>> Start Available records

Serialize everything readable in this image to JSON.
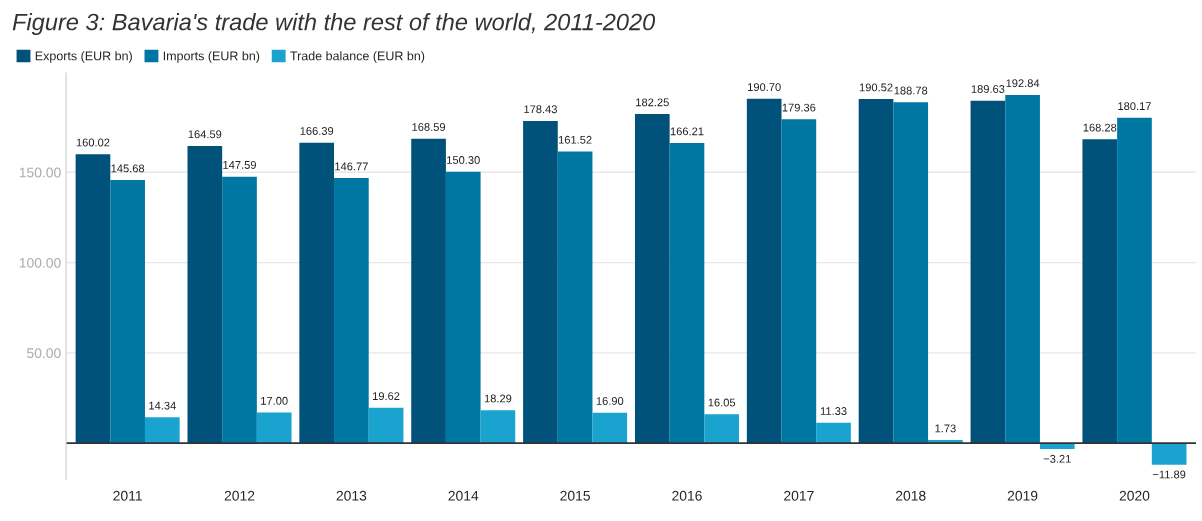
{
  "chart_data": {
    "type": "bar",
    "title": "Figure 3: Bavaria's trade with the rest of the world, 2011-2020",
    "categories": [
      "2011",
      "2012",
      "2013",
      "2014",
      "2015",
      "2016",
      "2017",
      "2018",
      "2019",
      "2020"
    ],
    "series": [
      {
        "name": "Exports (EUR bn)",
        "color": "#00527a",
        "values": [
          160.02,
          164.59,
          166.39,
          168.59,
          178.43,
          182.25,
          190.7,
          190.52,
          189.63,
          168.28
        ],
        "value_labels": [
          "160.02",
          "164.59",
          "166.39",
          "168.59",
          "178.43",
          "182.25",
          "190.70",
          "190.52",
          "189.63",
          "168.28"
        ]
      },
      {
        "name": "Imports (EUR bn)",
        "color": "#0077a3",
        "values": [
          145.68,
          147.59,
          146.77,
          150.3,
          161.52,
          166.21,
          179.36,
          188.78,
          192.84,
          180.17
        ],
        "value_labels": [
          "145.68",
          "147.59",
          "146.77",
          "150.30",
          "161.52",
          "166.21",
          "179.36",
          "188.78",
          "192.84",
          "180.17"
        ]
      },
      {
        "name": "Trade balance (EUR bn)",
        "color": "#1ba3d0",
        "values": [
          14.34,
          17.0,
          19.62,
          18.29,
          16.9,
          16.05,
          11.33,
          1.73,
          -3.21,
          -11.89
        ],
        "value_labels": [
          "14.34",
          "17.00",
          "19.62",
          "18.29",
          "16.90",
          "16.05",
          "11.33",
          "1.73",
          "−3.21",
          "−11.89"
        ]
      }
    ],
    "ylim": [
      -20,
      205
    ],
    "yticks": [
      {
        "value": 50,
        "label": "50.00"
      },
      {
        "value": 100,
        "label": "100.00"
      },
      {
        "value": 150,
        "label": "150.00"
      }
    ],
    "grid": "y",
    "legend": "top left"
  }
}
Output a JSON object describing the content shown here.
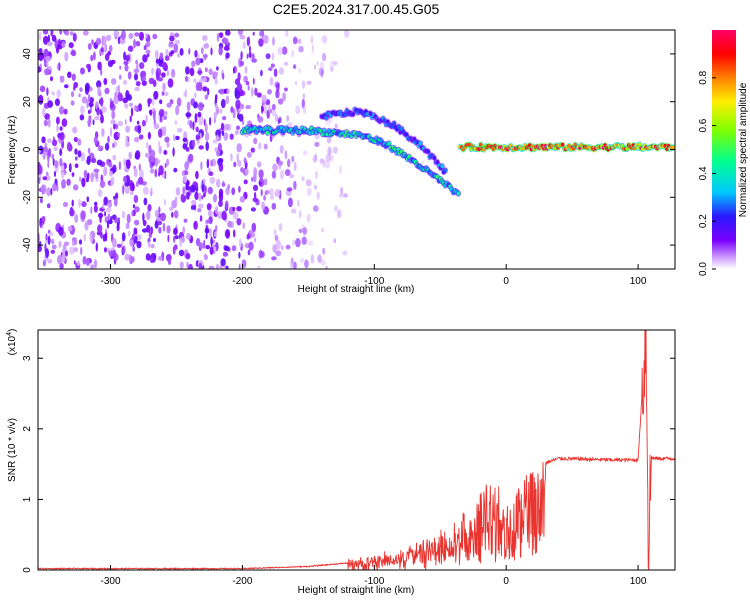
{
  "figure_title": "C2E5.2024.317.00.45.G05",
  "chart_data": [
    {
      "type": "heatmap",
      "name": "spectrogram",
      "xlabel": "Height of straight line (km)",
      "ylabel": "Frequency (Hz)",
      "xlim": [
        -355,
        128
      ],
      "ylim": [
        -50,
        50
      ],
      "xticks": [
        -300,
        -200,
        -100,
        0,
        100
      ],
      "yticks": [
        -40,
        -20,
        0,
        20,
        40
      ],
      "colorbar": {
        "label": "Normalized spectral amplitude",
        "range": [
          0,
          1
        ],
        "ticks": [
          "0.0",
          "0.2",
          "0.4",
          "0.6",
          "0.8"
        ],
        "colormap": [
          "#ffffff",
          "#cc99ff",
          "#7a00ff",
          "#2a18ff",
          "#00c8ff",
          "#00ff90",
          "#7fff00",
          "#ffee00",
          "#ff8000",
          "#ff0000",
          "#ff0066"
        ]
      },
      "features": [
        {
          "type": "noise-scatter",
          "x_range": [
            -355,
            -120
          ],
          "freq_range": [
            -50,
            50
          ],
          "amplitude": 0.2
        },
        {
          "type": "band",
          "x": [
            -200,
            -150,
            -110,
            -90,
            -70,
            -45,
            -35
          ],
          "freq": [
            8,
            8,
            6,
            2,
            -5,
            -15,
            -20
          ],
          "amplitude": 0.45
        },
        {
          "type": "band",
          "x": [
            -140,
            -110,
            -85,
            -65,
            -45
          ],
          "freq": [
            14,
            16,
            10,
            2,
            -10
          ],
          "amplitude": 0.35
        },
        {
          "type": "band",
          "x": [
            -35,
            0,
            50,
            100,
            128
          ],
          "freq": [
            1,
            1,
            1,
            1,
            1
          ],
          "amplitude": 0.85
        }
      ]
    },
    {
      "type": "line",
      "name": "snr",
      "xlabel": "Height of straight line (km)",
      "ylabel": "SNR (10 * v/v)",
      "y_multiplier": "(x10",
      "y_multiplier_exp": "4",
      "xlim": [
        -355,
        128
      ],
      "ylim": [
        0,
        3.4
      ],
      "xticks": [
        -300,
        -200,
        -100,
        0,
        100
      ],
      "yticks": [
        0,
        1,
        2,
        3
      ],
      "color": "#e8332e",
      "envelope": {
        "x": [
          -355,
          -300,
          -200,
          -150,
          -120,
          -100,
          -80,
          -60,
          -40,
          -30,
          -20,
          -15,
          -10,
          0,
          10,
          20,
          30,
          40,
          60,
          80,
          100,
          104,
          106,
          108,
          110,
          112,
          128
        ],
        "y": [
          0.02,
          0.02,
          0.02,
          0.05,
          0.1,
          0.16,
          0.25,
          0.4,
          0.6,
          0.8,
          1.0,
          1.2,
          1.25,
          1.0,
          1.2,
          1.4,
          1.52,
          1.58,
          1.57,
          1.56,
          1.56,
          2.8,
          3.4,
          0.3,
          1.6,
          1.58,
          1.58
        ]
      }
    }
  ]
}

>> End Available records

- _What the task asks_
Transcribe the records above exactly as they appear, leaving out any pictures.

- _Solution for this problem_
Serialize everything readable in this image to JSON.
{
  "chart_data": {
    "type": "bar",
    "title": "Figure 3: Bavaria's trade with the rest of the world, 2011-2020",
    "categories": [
      "2011",
      "2012",
      "2013",
      "2014",
      "2015",
      "2016",
      "2017",
      "2018",
      "2019",
      "2020"
    ],
    "series": [
      {
        "name": "Exports (EUR bn)",
        "color": "#00527a",
        "values": [
          160.02,
          164.59,
          166.39,
          168.59,
          178.43,
          182.25,
          190.7,
          190.52,
          189.63,
          168.28
        ],
        "value_labels": [
          "160.02",
          "164.59",
          "166.39",
          "168.59",
          "178.43",
          "182.25",
          "190.70",
          "190.52",
          "189.63",
          "168.28"
        ]
      },
      {
        "name": "Imports (EUR bn)",
        "color": "#0077a3",
        "values": [
          145.68,
          147.59,
          146.77,
          150.3,
          161.52,
          166.21,
          179.36,
          188.78,
          192.84,
          180.17
        ],
        "value_labels": [
          "145.68",
          "147.59",
          "146.77",
          "150.30",
          "161.52",
          "166.21",
          "179.36",
          "188.78",
          "192.84",
          "180.17"
        ]
      },
      {
        "name": "Trade balance (EUR bn)",
        "color": "#1ba3d0",
        "values": [
          14.34,
          17.0,
          19.62,
          18.29,
          16.9,
          16.05,
          11.33,
          1.73,
          -3.21,
          -11.89
        ],
        "value_labels": [
          "14.34",
          "17.00",
          "19.62",
          "18.29",
          "16.90",
          "16.05",
          "11.33",
          "1.73",
          "−3.21",
          "−11.89"
        ]
      }
    ],
    "ylim": [
      -20,
      205
    ],
    "yticks": [
      {
        "value": 50,
        "label": "50.00"
      },
      {
        "value": 100,
        "label": "100.00"
      },
      {
        "value": 150,
        "label": "150.00"
      }
    ],
    "grid": "y",
    "legend": "top left"
  }
}
Output a JSON object describing the content shown here.
{
  "figure_title": "C2E5.2024.317.00.45.G05",
  "chart_data": [
    {
      "type": "heatmap",
      "name": "spectrogram",
      "xlabel": "Height of straight line (km)",
      "ylabel": "Frequency (Hz)",
      "xlim": [
        -355,
        128
      ],
      "ylim": [
        -50,
        50
      ],
      "xticks": [
        -300,
        -200,
        -100,
        0,
        100
      ],
      "yticks": [
        -40,
        -20,
        0,
        20,
        40
      ],
      "colorbar": {
        "label": "Normalized spectral amplitude",
        "range": [
          0,
          1
        ],
        "ticks": [
          "0.0",
          "0.2",
          "0.4",
          "0.6",
          "0.8"
        ],
        "colormap": [
          "#ffffff",
          "#cc99ff",
          "#7a00ff",
          "#2a18ff",
          "#00c8ff",
          "#00ff90",
          "#7fff00",
          "#ffee00",
          "#ff8000",
          "#ff0000",
          "#ff0066"
        ]
      },
      "features": [
        {
          "type": "noise-scatter",
          "x_range": [
            -355,
            -120
          ],
          "freq_range": [
            -50,
            50
          ],
          "amplitude": 0.2
        },
        {
          "type": "band",
          "x": [
            -200,
            -150,
            -110,
            -90,
            -70,
            -45,
            -35
          ],
          "freq": [
            8,
            8,
            6,
            2,
            -5,
            -15,
            -20
          ],
          "amplitude": 0.45
        },
        {
          "type": "band",
          "x": [
            -140,
            -110,
            -85,
            -65,
            -45
          ],
          "freq": [
            14,
            16,
            10,
            2,
            -10
          ],
          "amplitude": 0.35
        },
        {
          "type": "band",
          "x": [
            -35,
            0,
            50,
            100,
            128
          ],
          "freq": [
            1,
            1,
            1,
            1,
            1
          ],
          "amplitude": 0.85
        }
      ]
    },
    {
      "type": "line",
      "name": "snr",
      "xlabel": "Height of straight line (km)",
      "ylabel": "SNR (10 * v/v)",
      "y_multiplier": "(x10",
      "y_multiplier_exp": "4",
      "xlim": [
        -355,
        128
      ],
      "ylim": [
        0,
        3.4
      ],
      "xticks": [
        -300,
        -200,
        -100,
        0,
        100
      ],
      "yticks": [
        0,
        1,
        2,
        3
      ],
      "color": "#e8332e",
      "envelope": {
        "x": [
          -355,
          -300,
          -200,
          -150,
          -120,
          -100,
          -80,
          -60,
          -40,
          -30,
          -20,
          -15,
          -10,
          0,
          10,
          20,
          30,
          40,
          60,
          80,
          100,
          104,
          106,
          108,
          110,
          112,
          128
        ],
        "y": [
          0.02,
          0.02,
          0.02,
          0.05,
          0.1,
          0.16,
          0.25,
          0.4,
          0.6,
          0.8,
          1.0,
          1.2,
          1.25,
          1.0,
          1.2,
          1.4,
          1.52,
          1.58,
          1.57,
          1.56,
          1.56,
          2.8,
          3.4,
          0.3,
          1.6,
          1.58,
          1.58
        ]
      }
    }
  ]
}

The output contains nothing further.